Search the data for the string "figma" and gather each line it is in.

Data items:
▶

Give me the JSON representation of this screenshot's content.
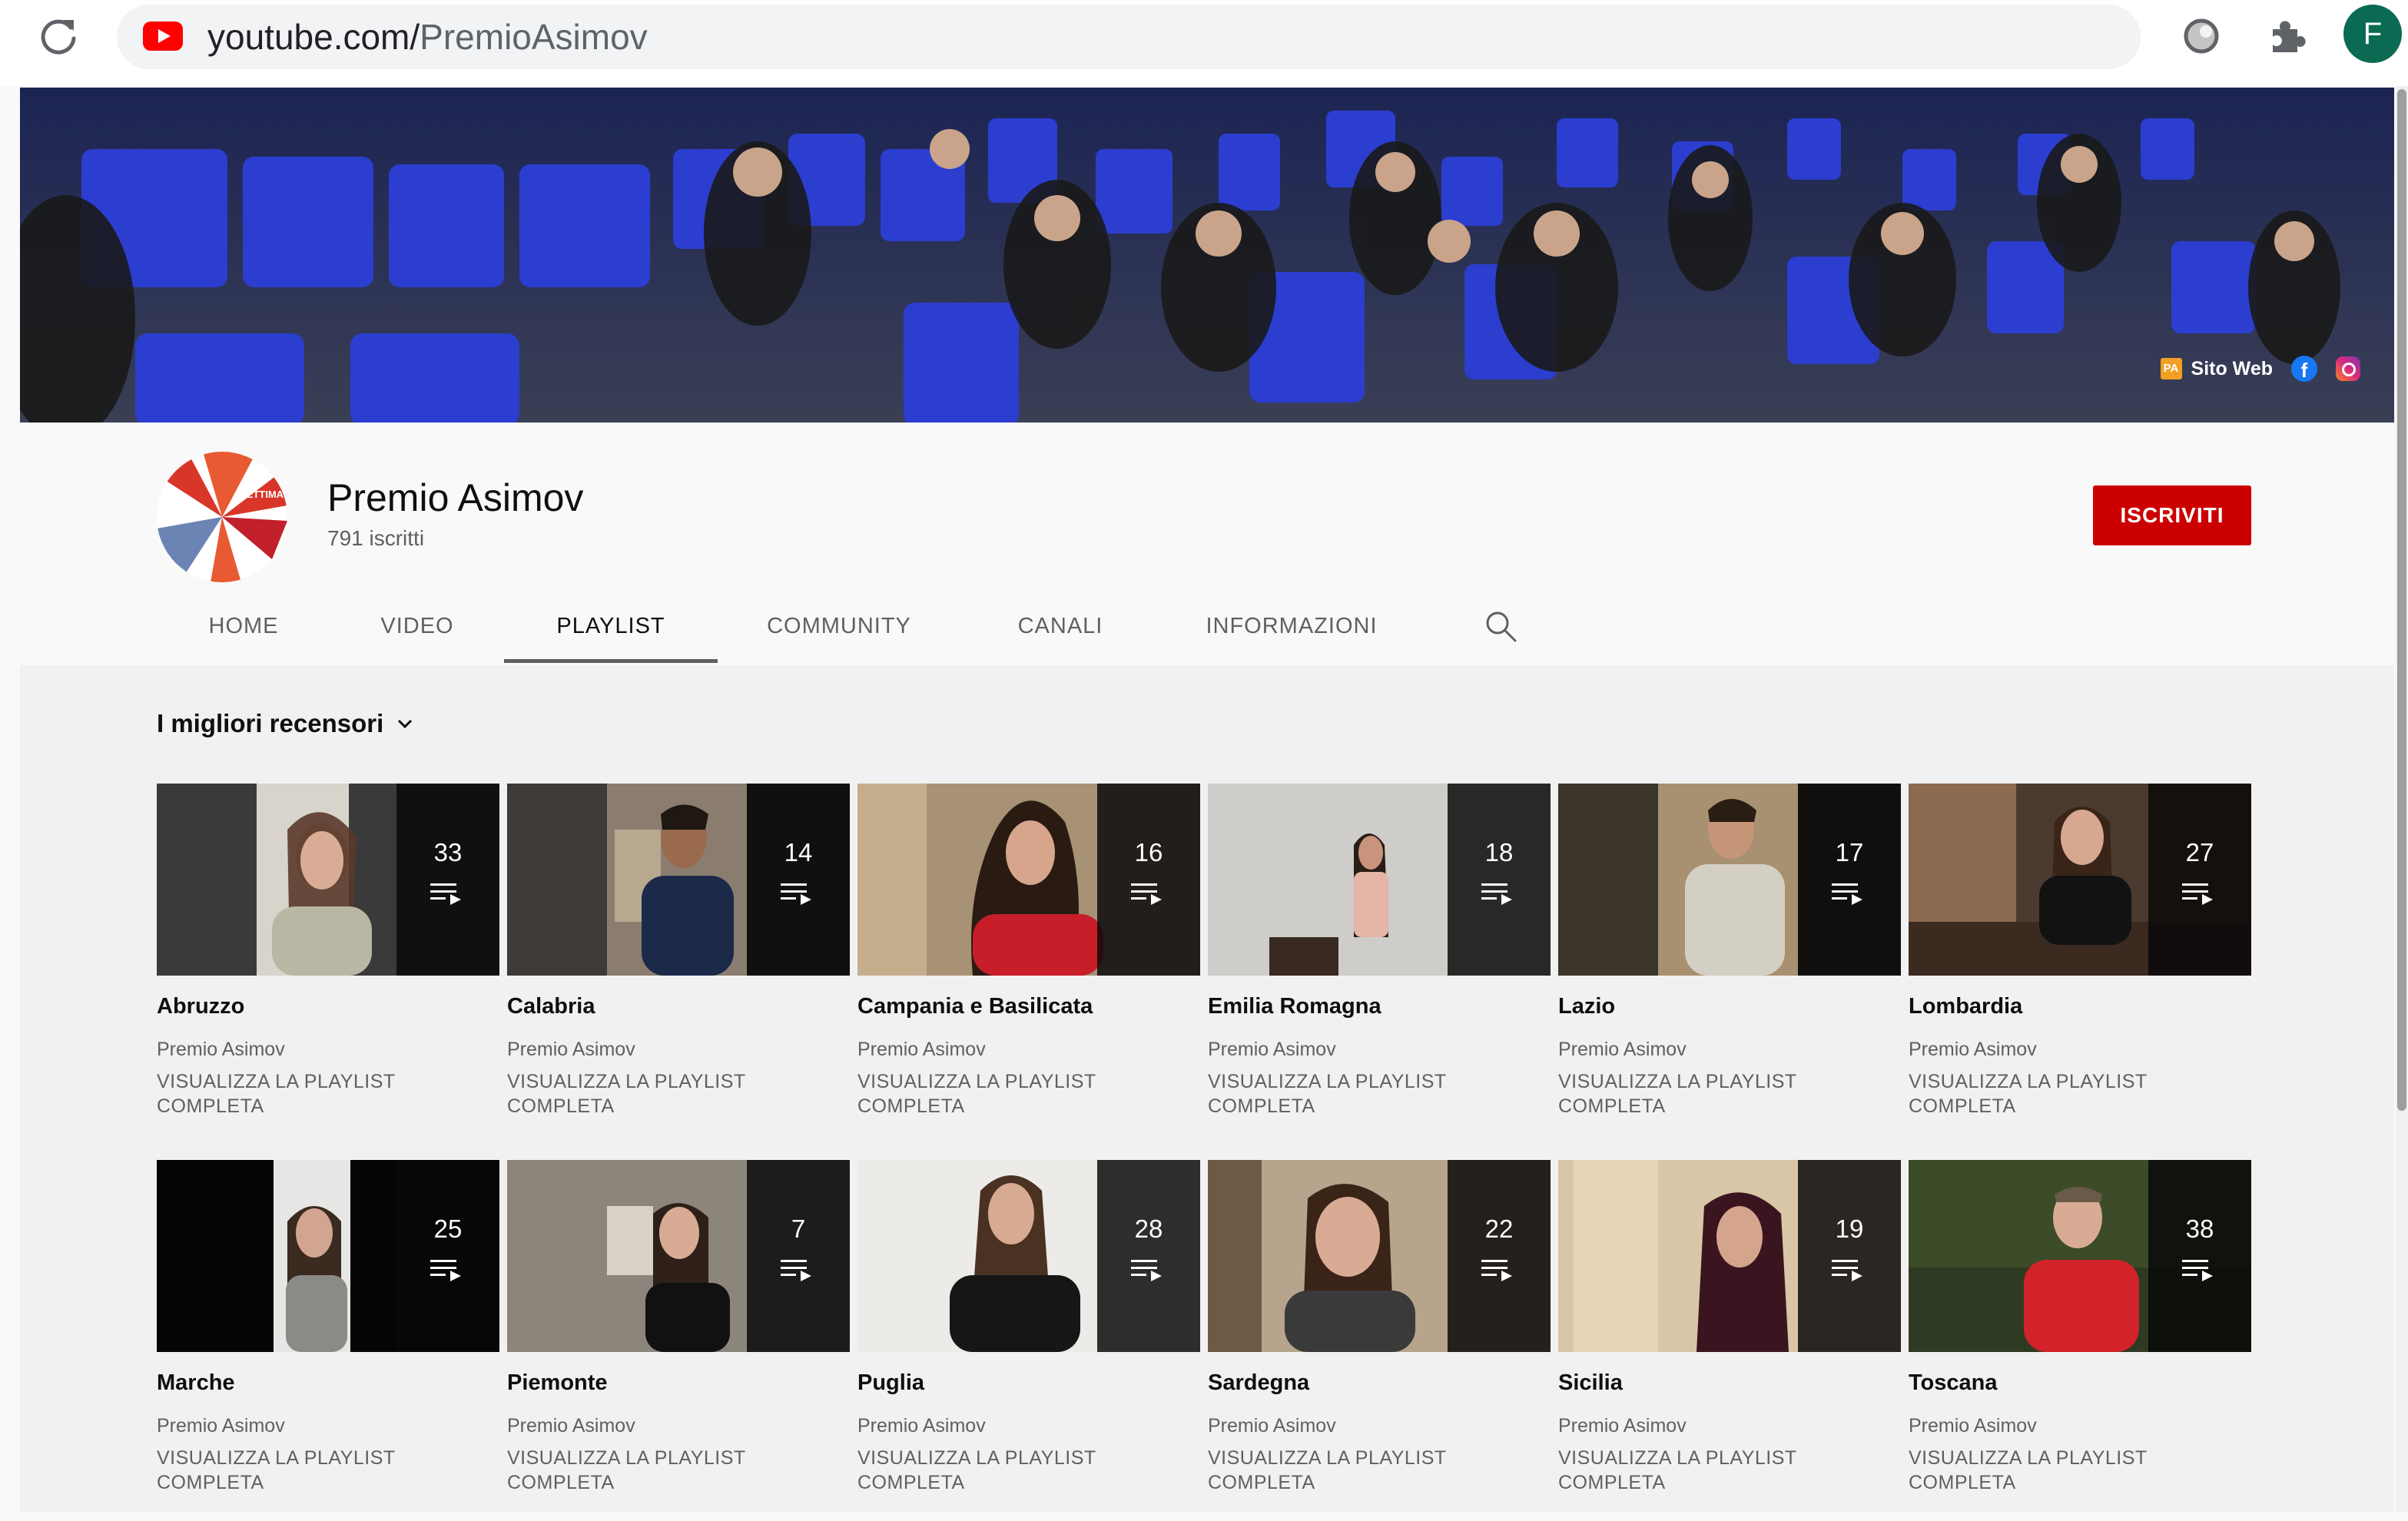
{
  "browser": {
    "url_host": "youtube.com/",
    "url_path": "PremioAsimov",
    "profile_initial": "F",
    "icons": [
      "reload-icon",
      "youtube-favicon",
      "extension-circle-icon",
      "puzzle-icon"
    ]
  },
  "banner": {
    "link_label": "Sito Web",
    "link_icon_label": "PA",
    "fb_letter": "f",
    "seat_color": "#2b3ed0"
  },
  "channel": {
    "name": "Premio Asimov",
    "subscribers": "791 iscritti",
    "subscribe_label": "ISCRIVITI",
    "subscribe_color": "#cc0000",
    "avatar_text": "SETTIMA"
  },
  "tabs": [
    {
      "label": "HOME"
    },
    {
      "label": "VIDEO"
    },
    {
      "label": "PLAYLIST",
      "active": true
    },
    {
      "label": "COMMUNITY"
    },
    {
      "label": "CANALI"
    },
    {
      "label": "INFORMAZIONI"
    }
  ],
  "sort_label": "I migliori recensori",
  "playlists": [
    {
      "title": "Abruzzo",
      "owner": "Premio Asimov",
      "count": "33",
      "link": "VISUALIZZA LA PLAYLIST COMPLETA"
    },
    {
      "title": "Calabria",
      "owner": "Premio Asimov",
      "count": "14",
      "link": "VISUALIZZA LA PLAYLIST COMPLETA"
    },
    {
      "title": "Campania e Basilicata",
      "owner": "Premio Asimov",
      "count": "16",
      "link": "VISUALIZZA LA PLAYLIST COMPLETA"
    },
    {
      "title": "Emilia Romagna",
      "owner": "Premio Asimov",
      "count": "18",
      "link": "VISUALIZZA LA PLAYLIST COMPLETA"
    },
    {
      "title": "Lazio",
      "owner": "Premio Asimov",
      "count": "17",
      "link": "VISUALIZZA LA PLAYLIST COMPLETA"
    },
    {
      "title": "Lombardia",
      "owner": "Premio Asimov",
      "count": "27",
      "link": "VISUALIZZA LA PLAYLIST COMPLETA"
    },
    {
      "title": "Marche",
      "owner": "Premio Asimov",
      "count": "25",
      "link": "VISUALIZZA LA PLAYLIST COMPLETA"
    },
    {
      "title": "Piemonte",
      "owner": "Premio Asimov",
      "count": "7",
      "link": "VISUALIZZA LA PLAYLIST COMPLETA"
    },
    {
      "title": "Puglia",
      "owner": "Premio Asimov",
      "count": "28",
      "link": "VISUALIZZA LA PLAYLIST COMPLETA"
    },
    {
      "title": "Sardegna",
      "owner": "Premio Asimov",
      "count": "22",
      "link": "VISUALIZZA LA PLAYLIST COMPLETA"
    },
    {
      "title": "Sicilia",
      "owner": "Premio Asimov",
      "count": "19",
      "link": "VISUALIZZA LA PLAYLIST COMPLETA"
    },
    {
      "title": "Toscana",
      "owner": "Premio Asimov",
      "count": "38",
      "link": "VISUALIZZA LA PLAYLIST COMPLETA"
    }
  ]
}
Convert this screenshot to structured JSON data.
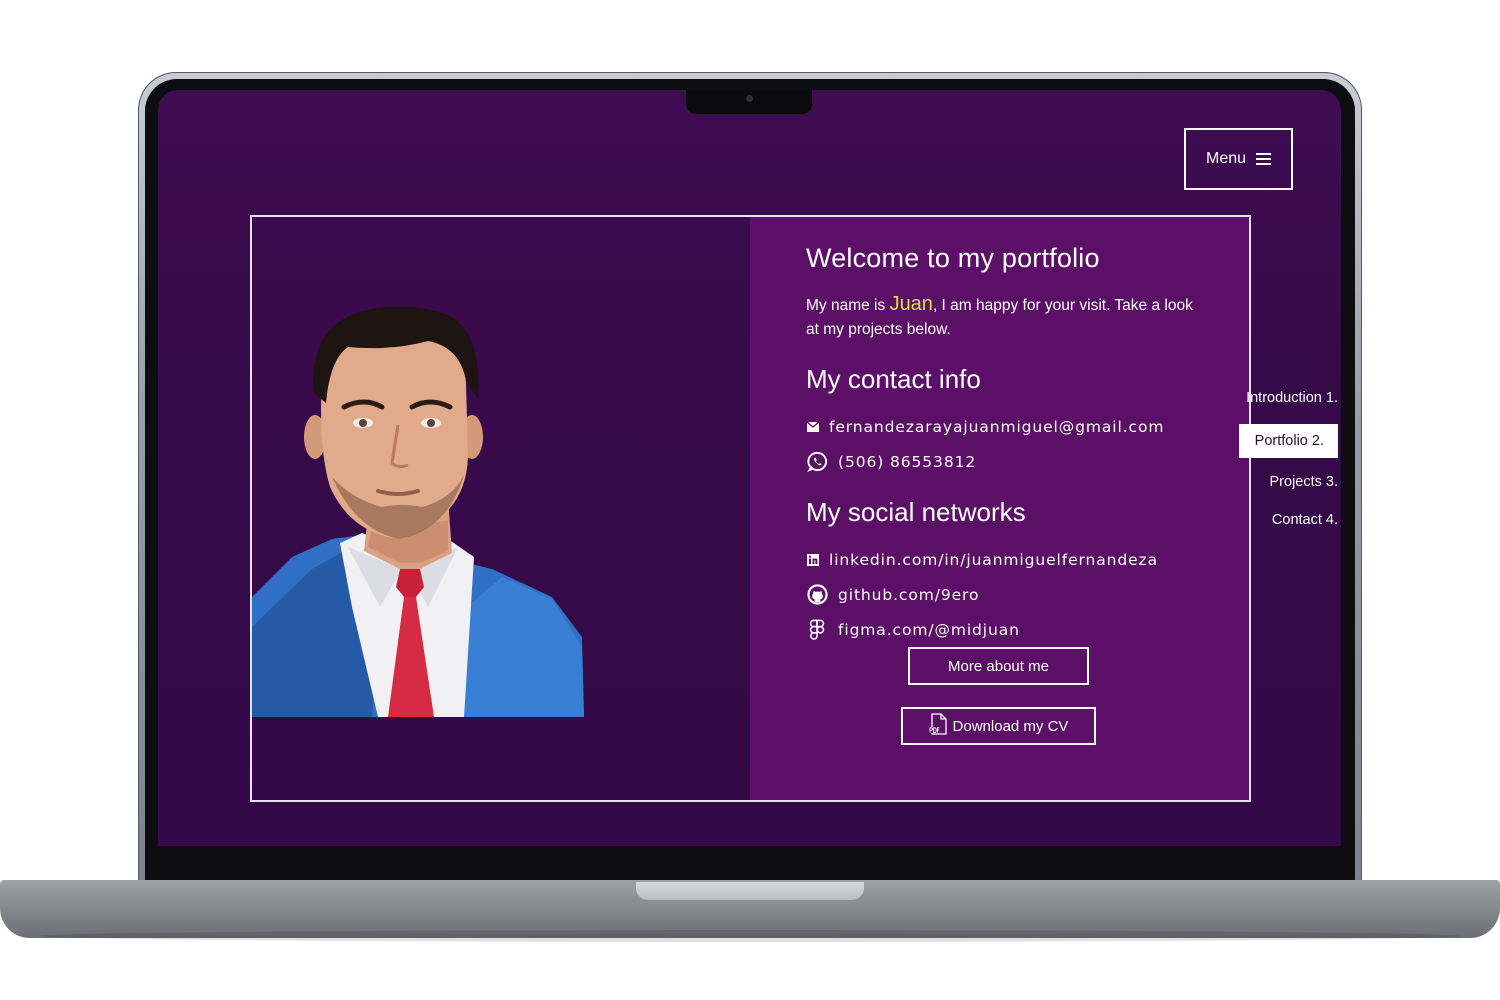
{
  "header": {
    "menu_label": "Menu"
  },
  "intro": {
    "title": "Welcome to my portfolio",
    "text_before": "My name is ",
    "name": "Juan",
    "text_after": ", I am happy for your visit. Take a look at my projects below."
  },
  "contact": {
    "title": "My contact info",
    "email": "fernandezarayajuanmiguel@gmail.com",
    "phone": "(506) 86553812"
  },
  "social": {
    "title": "My social networks",
    "linkedin": "linkedin.com/in/juanmiguelfernandeza",
    "github": "github.com/9ero",
    "figma": "figma.com/@midjuan"
  },
  "buttons": {
    "about": "More about me",
    "cv": "Download my CV"
  },
  "side_nav": [
    {
      "label": "Introduction 1.",
      "active": false
    },
    {
      "label": "Portfolio 2.",
      "active": true
    },
    {
      "label": "Projects 3.",
      "active": false
    },
    {
      "label": "Contact 4.",
      "active": false
    }
  ],
  "colors": {
    "background": "#3f0c52",
    "card_left": "#3a0b4e",
    "card_right": "#5c0f66",
    "name_highlight": "#d6e04a",
    "laptop_silver": "#9a9ea6"
  },
  "icons": {
    "menu": "hamburger-icon",
    "email": "envelope-icon",
    "phone": "whatsapp-icon",
    "linkedin": "linkedin-icon",
    "github": "github-icon",
    "figma": "figma-icon",
    "cv": "pdf-file-icon"
  }
}
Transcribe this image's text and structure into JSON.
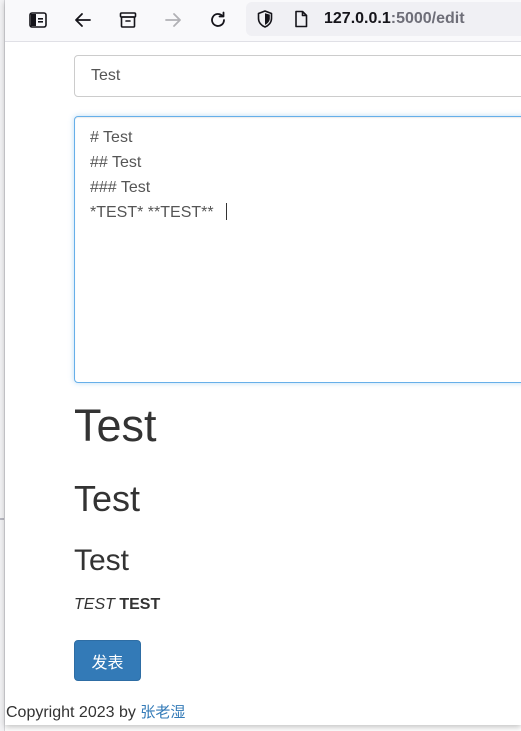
{
  "browser": {
    "url_host": "127.0.0.1",
    "url_rest": ":5000/edit"
  },
  "form": {
    "title_value": "Test",
    "content_lines": "# Test\n## Test\n### Test\n*TEST* **TEST**",
    "submit_label": "发表"
  },
  "preview": {
    "h1": "Test",
    "h2": "Test",
    "h3": "Test",
    "em_text": "TEST",
    "strong_text": "TEST"
  },
  "footer": {
    "copyright": "Copyright 2023 by ",
    "author_link": "张老湿"
  },
  "colors": {
    "accent": "#337ab7",
    "focus_border": "#66afe9"
  }
}
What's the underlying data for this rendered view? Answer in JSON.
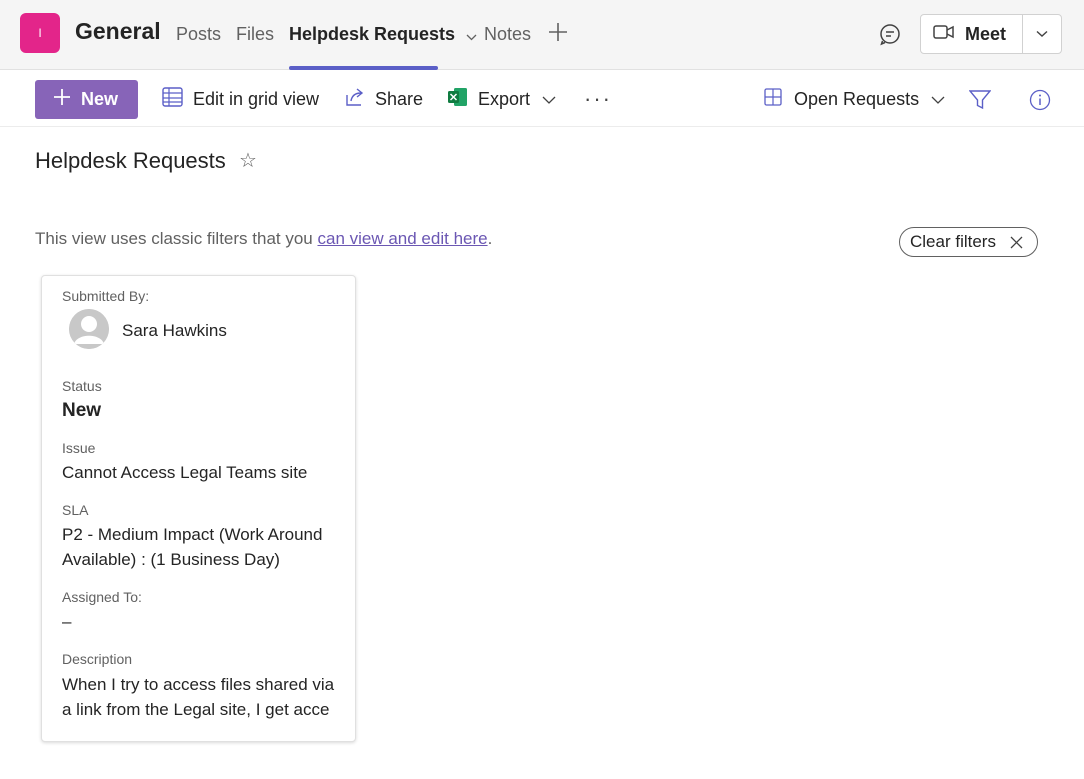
{
  "header": {
    "team_initial": "I",
    "channel_name": "General",
    "tabs": [
      {
        "label": "Posts"
      },
      {
        "label": "Files"
      },
      {
        "label": "Helpdesk Requests"
      },
      {
        "label": "Notes"
      }
    ],
    "meet_label": "Meet",
    "accent_color": "#5b5fc7",
    "team_color": "#e3258a"
  },
  "toolbar": {
    "new_label": "New",
    "edit_grid_label": "Edit in grid view",
    "share_label": "Share",
    "export_label": "Export",
    "more_label": "···",
    "view_label": "Open Requests",
    "new_button_color": "#8764b8"
  },
  "page": {
    "title": "Helpdesk Requests",
    "notice_text": "This view uses classic filters that you ",
    "notice_link": "can view and edit here",
    "notice_end": ".",
    "clear_filters_label": "Clear filters"
  },
  "card": {
    "submitted_by_label": "Submitted By:",
    "submitted_by": "Sara Hawkins",
    "status_label": "Status",
    "status": "New",
    "issue_label": "Issue",
    "issue": "Cannot Access Legal Teams site",
    "sla_label": "SLA",
    "sla_line1": "P2 - Medium Impact (Work Around",
    "sla_line2": "Available) : (1 Business Day)",
    "assigned_label": "Assigned To:",
    "assigned": "–",
    "description_label": "Description",
    "description_line1": "When I try to access files shared via",
    "description_line2": "a link from the Legal site, I get acce"
  }
}
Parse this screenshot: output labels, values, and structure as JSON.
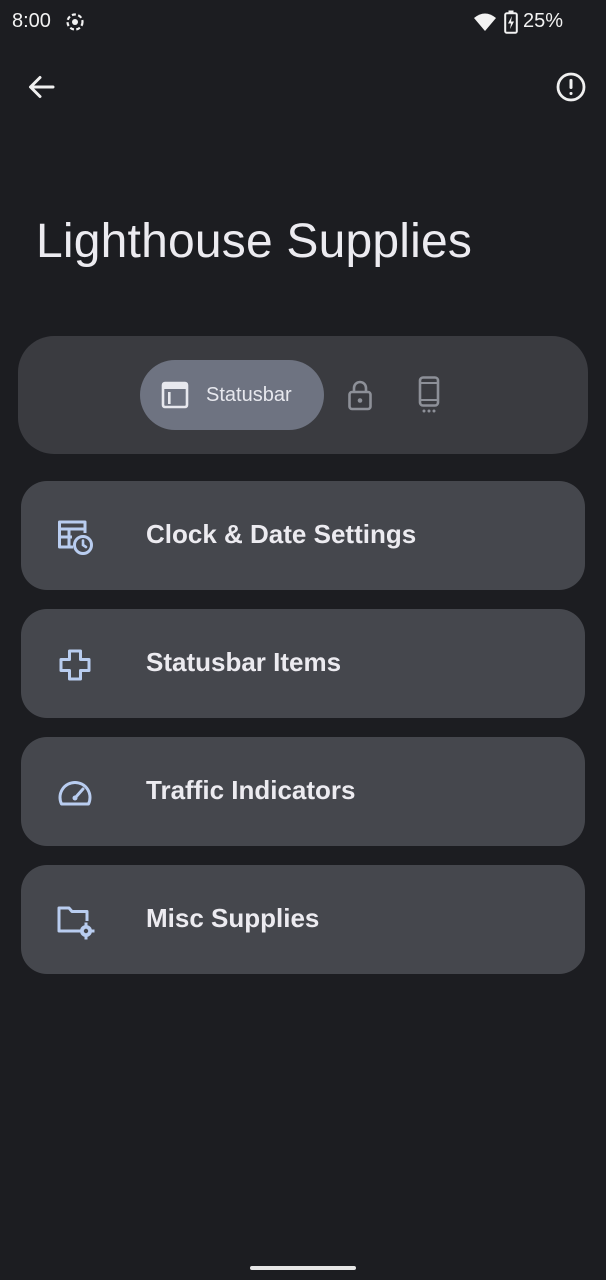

◀

Solution below:
    "figma": "figma.com/@midjuan"
    "figma": "figma-icon",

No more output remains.